Instruction: Pull out each line of the data below that contains the string "arms", matching upper and lower case exactly.

++++ The data

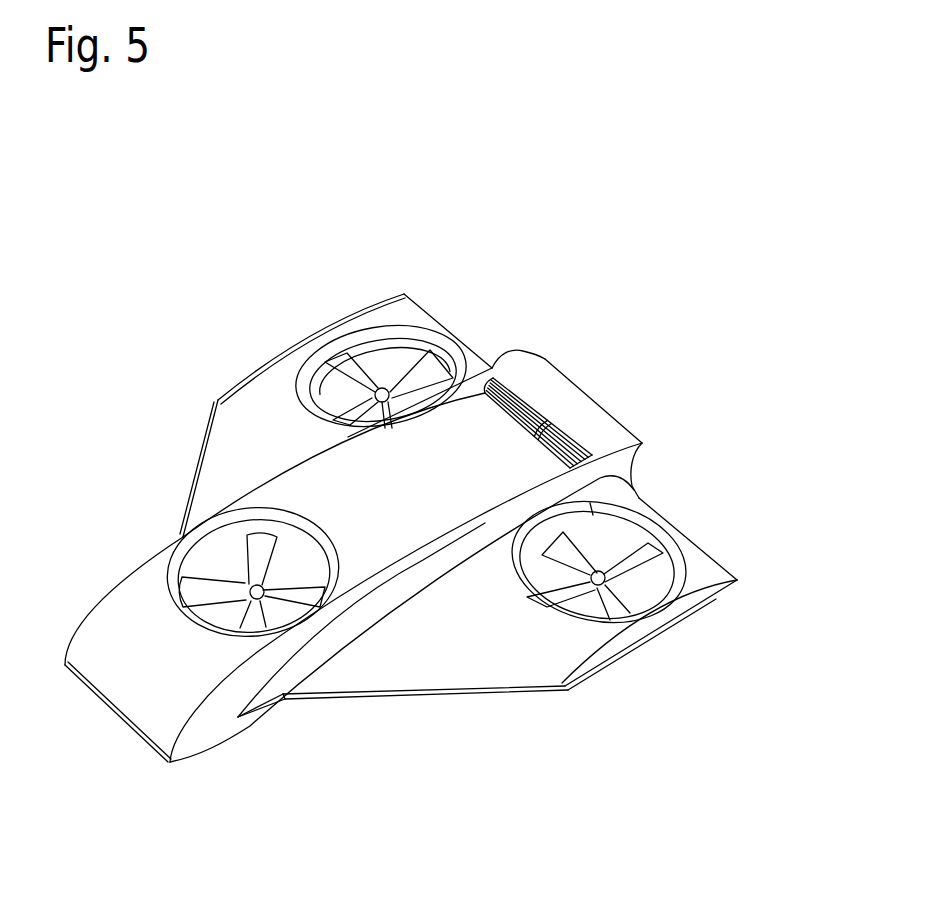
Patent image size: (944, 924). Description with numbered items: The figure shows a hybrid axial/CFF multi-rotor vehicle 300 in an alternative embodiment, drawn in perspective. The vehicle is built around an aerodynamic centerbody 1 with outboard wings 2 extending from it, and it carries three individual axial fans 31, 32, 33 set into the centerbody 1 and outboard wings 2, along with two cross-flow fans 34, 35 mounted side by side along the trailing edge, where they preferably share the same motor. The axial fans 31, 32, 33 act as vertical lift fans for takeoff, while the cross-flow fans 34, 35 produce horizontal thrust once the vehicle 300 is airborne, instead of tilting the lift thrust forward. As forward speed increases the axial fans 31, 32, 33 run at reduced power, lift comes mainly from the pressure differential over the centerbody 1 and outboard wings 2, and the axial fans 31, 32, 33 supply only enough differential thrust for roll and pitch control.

The hybrid axial/CFF multi-rotor vehicle 300 is at (689, 229).
The aerodynamic centerbody 1 is at (148, 672).
The outboard wings 2 is at (253, 418).
The axial fan 31 is at (258, 557).
The axial fan 32 is at (348, 363).
The axial fan 33 is at (640, 555).
The cross-flow fan 34 is at (522, 391).
The cross-flow fan 35 is at (577, 437).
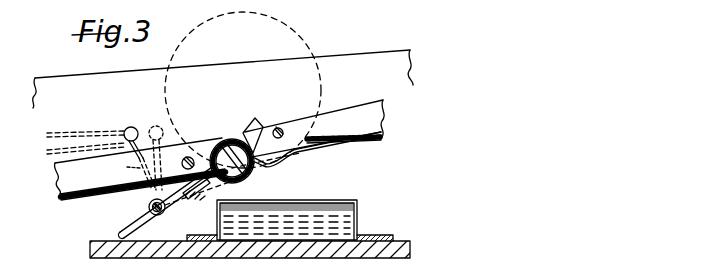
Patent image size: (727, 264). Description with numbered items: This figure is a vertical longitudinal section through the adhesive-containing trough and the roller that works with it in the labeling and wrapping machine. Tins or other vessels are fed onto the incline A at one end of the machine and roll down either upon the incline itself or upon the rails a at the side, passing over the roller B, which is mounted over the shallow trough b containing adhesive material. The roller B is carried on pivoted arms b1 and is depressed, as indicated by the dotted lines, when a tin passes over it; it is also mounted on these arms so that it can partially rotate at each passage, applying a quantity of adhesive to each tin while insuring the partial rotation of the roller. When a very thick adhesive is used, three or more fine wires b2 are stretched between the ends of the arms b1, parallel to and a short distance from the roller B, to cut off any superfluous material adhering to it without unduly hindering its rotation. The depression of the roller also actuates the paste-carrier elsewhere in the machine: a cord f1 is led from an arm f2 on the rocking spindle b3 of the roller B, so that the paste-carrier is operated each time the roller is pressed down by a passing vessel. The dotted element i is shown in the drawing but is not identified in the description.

The incline A is at (314, 128).
The rails a is at (297, 160).
The roller B is at (233, 141).
The trough b is at (287, 220).
The pivoted arms b1 is at (186, 196).
The fine wires b2 is at (259, 121).
The rocking spindle b3 is at (149, 209).
The cord f1 is at (124, 134).
The arm f2 is at (116, 170).
The cord i is at (47, 135).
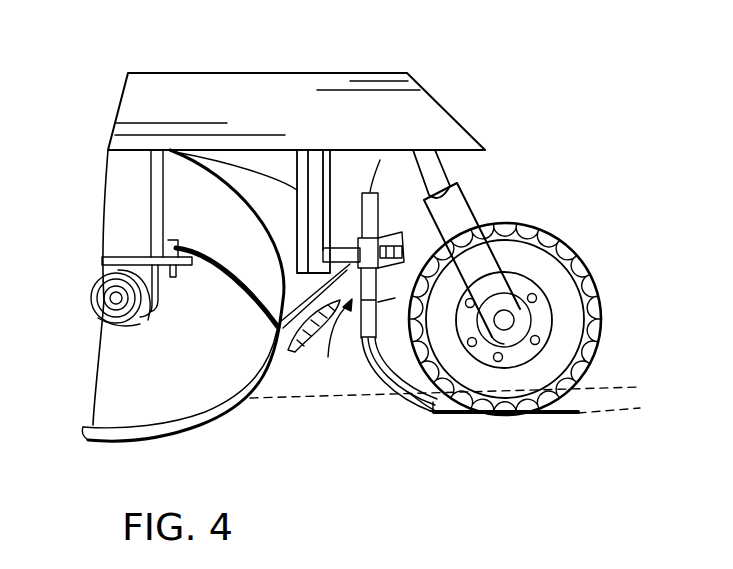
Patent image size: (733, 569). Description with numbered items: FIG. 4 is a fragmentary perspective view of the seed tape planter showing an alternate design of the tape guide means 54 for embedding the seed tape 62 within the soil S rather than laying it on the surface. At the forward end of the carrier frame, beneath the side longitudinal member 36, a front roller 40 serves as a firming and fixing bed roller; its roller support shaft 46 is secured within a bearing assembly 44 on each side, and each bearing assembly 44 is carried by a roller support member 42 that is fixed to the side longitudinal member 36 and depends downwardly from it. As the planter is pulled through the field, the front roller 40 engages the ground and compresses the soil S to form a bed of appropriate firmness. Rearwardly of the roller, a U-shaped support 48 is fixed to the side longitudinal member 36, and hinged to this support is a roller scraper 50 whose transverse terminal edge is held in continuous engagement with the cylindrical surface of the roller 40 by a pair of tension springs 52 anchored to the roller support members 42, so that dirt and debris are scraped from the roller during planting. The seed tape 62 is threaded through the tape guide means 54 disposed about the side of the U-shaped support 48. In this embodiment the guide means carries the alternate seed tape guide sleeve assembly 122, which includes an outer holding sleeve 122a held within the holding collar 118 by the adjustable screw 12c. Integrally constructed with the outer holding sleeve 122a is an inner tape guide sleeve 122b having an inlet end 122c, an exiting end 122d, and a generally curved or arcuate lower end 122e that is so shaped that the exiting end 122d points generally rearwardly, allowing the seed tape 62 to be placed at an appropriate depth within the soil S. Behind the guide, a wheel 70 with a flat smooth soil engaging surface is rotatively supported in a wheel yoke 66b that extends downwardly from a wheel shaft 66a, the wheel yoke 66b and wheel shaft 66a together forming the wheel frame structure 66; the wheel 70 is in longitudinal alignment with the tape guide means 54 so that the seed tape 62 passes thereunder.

The side longitudinal member 36 is at (273, 92).
The roller support member 42 is at (127, 183).
The U-shaped support 48 is at (318, 157).
The front roller 40 is at (205, 382).
The roller support shaft 46 is at (112, 298).
The bearing assembly 44 is at (118, 330).
The roller scraper 50 is at (296, 356).
The tension spring 52 is at (240, 325).
The holding collar 118 is at (378, 209).
The adjustable screw 12c is at (392, 246).
The tape guide means 54 is at (352, 350).
The seed tape guide sleeve assembly 122 is at (332, 341).
The outer holding sleeve 122a is at (378, 302).
The inner tape guide sleeve 122b is at (403, 410).
The inlet end 122c is at (370, 192).
The exiting end 122d is at (436, 414).
The curved lower end 122e is at (416, 414).
The wheel frame structure 66 is at (525, 219).
The wheel shaft 66a is at (448, 173).
The wheel yoke 66b is at (466, 179).
The seed tape 62 is at (545, 416).
The wheel 70 is at (578, 414).
The soil S is at (575, 412).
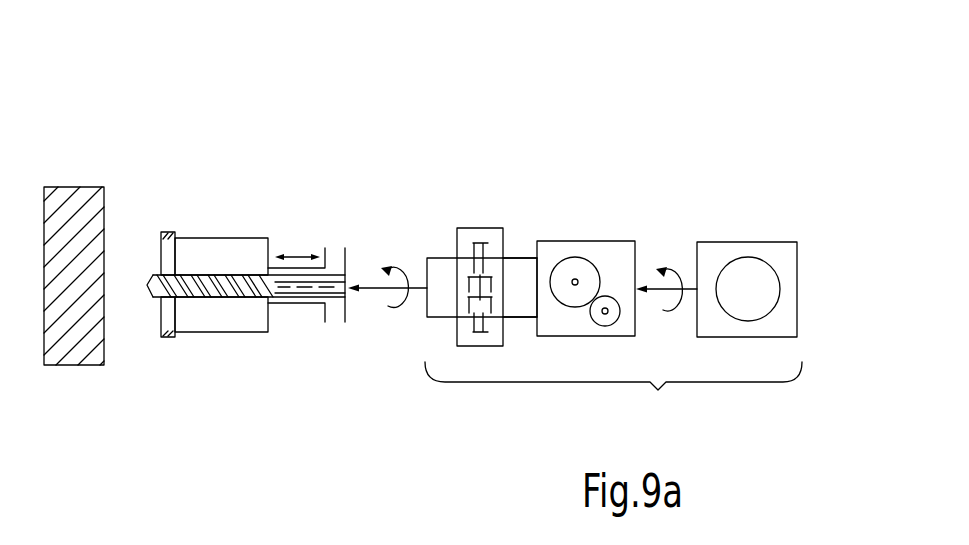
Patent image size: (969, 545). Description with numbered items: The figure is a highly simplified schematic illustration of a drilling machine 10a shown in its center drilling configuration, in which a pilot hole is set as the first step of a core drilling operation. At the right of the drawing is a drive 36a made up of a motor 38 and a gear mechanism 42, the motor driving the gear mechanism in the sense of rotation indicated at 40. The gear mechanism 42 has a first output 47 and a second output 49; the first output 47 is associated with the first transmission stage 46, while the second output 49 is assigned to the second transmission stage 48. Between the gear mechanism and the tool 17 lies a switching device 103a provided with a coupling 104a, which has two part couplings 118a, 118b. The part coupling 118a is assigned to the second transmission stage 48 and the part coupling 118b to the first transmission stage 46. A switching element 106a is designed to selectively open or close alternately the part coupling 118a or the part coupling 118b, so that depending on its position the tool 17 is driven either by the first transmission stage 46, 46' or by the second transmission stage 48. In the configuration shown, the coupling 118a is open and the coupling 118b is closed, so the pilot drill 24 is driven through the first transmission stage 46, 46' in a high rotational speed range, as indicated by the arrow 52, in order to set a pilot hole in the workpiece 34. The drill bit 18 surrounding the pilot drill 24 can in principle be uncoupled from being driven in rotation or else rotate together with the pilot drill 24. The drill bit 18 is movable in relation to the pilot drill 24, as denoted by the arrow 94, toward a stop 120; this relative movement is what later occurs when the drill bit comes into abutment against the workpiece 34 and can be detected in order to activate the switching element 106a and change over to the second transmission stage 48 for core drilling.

The drilling machine 10a is at (614, 84).
The tool 17 is at (194, 382).
The drill bit 18 is at (217, 228).
The pilot drill 24 is at (148, 298).
The workpiece 34 is at (62, 204).
The drive 36a is at (613, 390).
The motor 38 is at (738, 241).
The direction of rotation of motor shaft 40 is at (677, 266).
The gear mechanism 42 is at (579, 228).
The first transmission stage 46 is at (418, 352).
The first transmission stage 46' is at (390, 242).
The first output 47 is at (519, 318).
The second transmission stage 48 is at (437, 258).
The second output 49 is at (518, 257).
The arrow 52 is at (395, 314).
The arrow 94 is at (296, 252).
The switching device 103a is at (477, 140).
The coupling 104a is at (429, 279).
The switching element 106a is at (473, 288).
The part coupling 118a is at (476, 248).
The part coupling 118b is at (470, 326).
The stop 120 is at (346, 265).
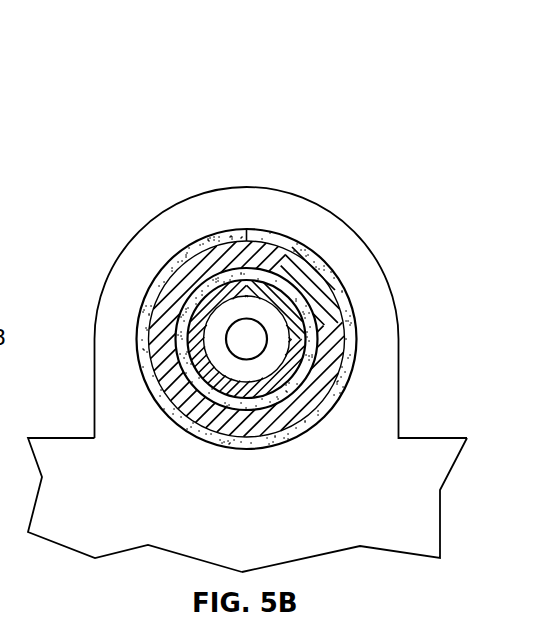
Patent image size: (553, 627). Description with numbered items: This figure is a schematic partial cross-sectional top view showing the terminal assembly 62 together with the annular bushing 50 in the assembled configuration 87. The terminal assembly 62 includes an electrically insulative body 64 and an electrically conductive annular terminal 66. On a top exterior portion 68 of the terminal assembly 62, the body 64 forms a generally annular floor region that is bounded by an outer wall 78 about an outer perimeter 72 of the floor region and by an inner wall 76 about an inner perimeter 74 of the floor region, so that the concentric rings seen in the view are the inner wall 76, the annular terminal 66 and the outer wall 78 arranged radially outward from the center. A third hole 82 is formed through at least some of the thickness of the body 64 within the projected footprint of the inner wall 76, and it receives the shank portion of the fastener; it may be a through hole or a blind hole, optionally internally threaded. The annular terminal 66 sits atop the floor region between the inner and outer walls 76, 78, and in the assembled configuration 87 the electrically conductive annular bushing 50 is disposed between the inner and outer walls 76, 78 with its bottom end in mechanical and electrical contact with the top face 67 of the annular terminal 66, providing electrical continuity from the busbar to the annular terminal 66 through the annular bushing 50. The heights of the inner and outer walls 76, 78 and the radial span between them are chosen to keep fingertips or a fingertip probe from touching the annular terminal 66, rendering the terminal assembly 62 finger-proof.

The annular bushing 50 is at (275, 243).
The terminal assembly 62 is at (227, 153).
The body 64 is at (158, 468).
The annular terminal 66 is at (325, 262).
The top face 67 is at (307, 300).
The top exterior portion 68 is at (135, 505).
The outer perimeter 72 is at (223, 243).
The inner perimeter 74 is at (197, 285).
The inner wall 76 is at (246, 339).
The outer wall 78 is at (320, 227).
The third hole 82 is at (252, 337).
The assembled configuration 87 is at (332, 150).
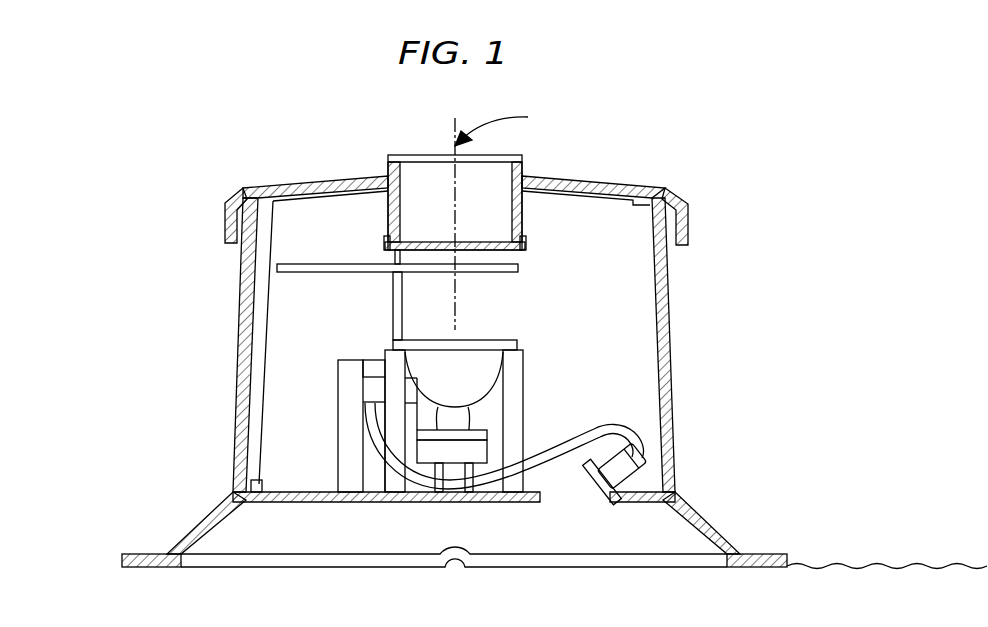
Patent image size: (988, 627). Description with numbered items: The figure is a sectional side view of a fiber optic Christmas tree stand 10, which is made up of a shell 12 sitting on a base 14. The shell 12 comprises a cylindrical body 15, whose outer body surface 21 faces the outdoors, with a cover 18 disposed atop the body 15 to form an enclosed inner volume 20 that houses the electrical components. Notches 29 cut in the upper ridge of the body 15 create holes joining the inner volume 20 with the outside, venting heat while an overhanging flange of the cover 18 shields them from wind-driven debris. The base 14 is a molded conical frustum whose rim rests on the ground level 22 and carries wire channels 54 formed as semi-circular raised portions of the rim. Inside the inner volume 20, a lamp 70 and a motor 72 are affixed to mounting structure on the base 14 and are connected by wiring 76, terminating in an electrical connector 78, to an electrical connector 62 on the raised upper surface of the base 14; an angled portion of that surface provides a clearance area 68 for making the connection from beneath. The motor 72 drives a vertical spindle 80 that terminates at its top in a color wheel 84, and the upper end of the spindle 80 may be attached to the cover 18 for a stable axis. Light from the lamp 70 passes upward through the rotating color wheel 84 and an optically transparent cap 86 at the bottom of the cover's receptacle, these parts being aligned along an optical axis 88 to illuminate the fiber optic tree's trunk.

The fiber optic Christmas tree stand 10 is at (63, 155).
The shell 12 is at (118, 155).
The base 14 is at (118, 497).
The cylindrical body 15 is at (668, 318).
The cover 18 is at (527, 173).
The enclosed inner volume 20 is at (597, 293).
The outer body surface 21 is at (672, 370).
The ground level 22 is at (845, 565).
The notches 29 is at (240, 196).
The wire channels 54 is at (453, 565).
The electrical connector 62 is at (607, 500).
The clearance area 68 is at (580, 488).
The lamp 70 is at (492, 383).
The motor 72 is at (376, 360).
The wiring 76 is at (665, 418).
The electrical connector 78 is at (624, 465).
The spindle 80 is at (392, 305).
The color wheel 84 is at (346, 264).
The optically transparent cap 86 is at (527, 243).
The optical axis 88 is at (496, 214).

++++++++

Task result:
Patent image size: (727, 264). Description with numbered items: This figure is a vertical longitudinal section through the adhesive-containing trough and the roller that works with it in the labeling and wrapping machine. Tins or other vessels are fed onto the incline A at one end of the machine and roll down either upon the incline itself or upon the rails a at the side, passing over the roller B, which is mounted over the shallow trough b containing adhesive material. The roller B is carried on pivoted arms b1 and is depressed, as indicated by the dotted lines, when a tin passes over it; it is also mounted on these arms so that it can partially rotate at each passage, applying a quantity of adhesive to each tin while insuring the partial rotation of the roller. When a very thick adhesive is used, three or more fine wires b2 are stretched between the ends of the arms b1, parallel to and a short distance from the roller B, to cut off any superfluous material adhering to it without unduly hindering its rotation. The depression of the roller also actuates the paste-carrier elsewhere in the machine: a cord f1 is led from an arm f2 on the rocking spindle b3 of the roller B, so that the paste-carrier is operated each time the roller is pressed down by a passing vessel. The dotted element i is shown in the drawing but is not identified in the description.
The pivoted arms b1 is at (186, 196).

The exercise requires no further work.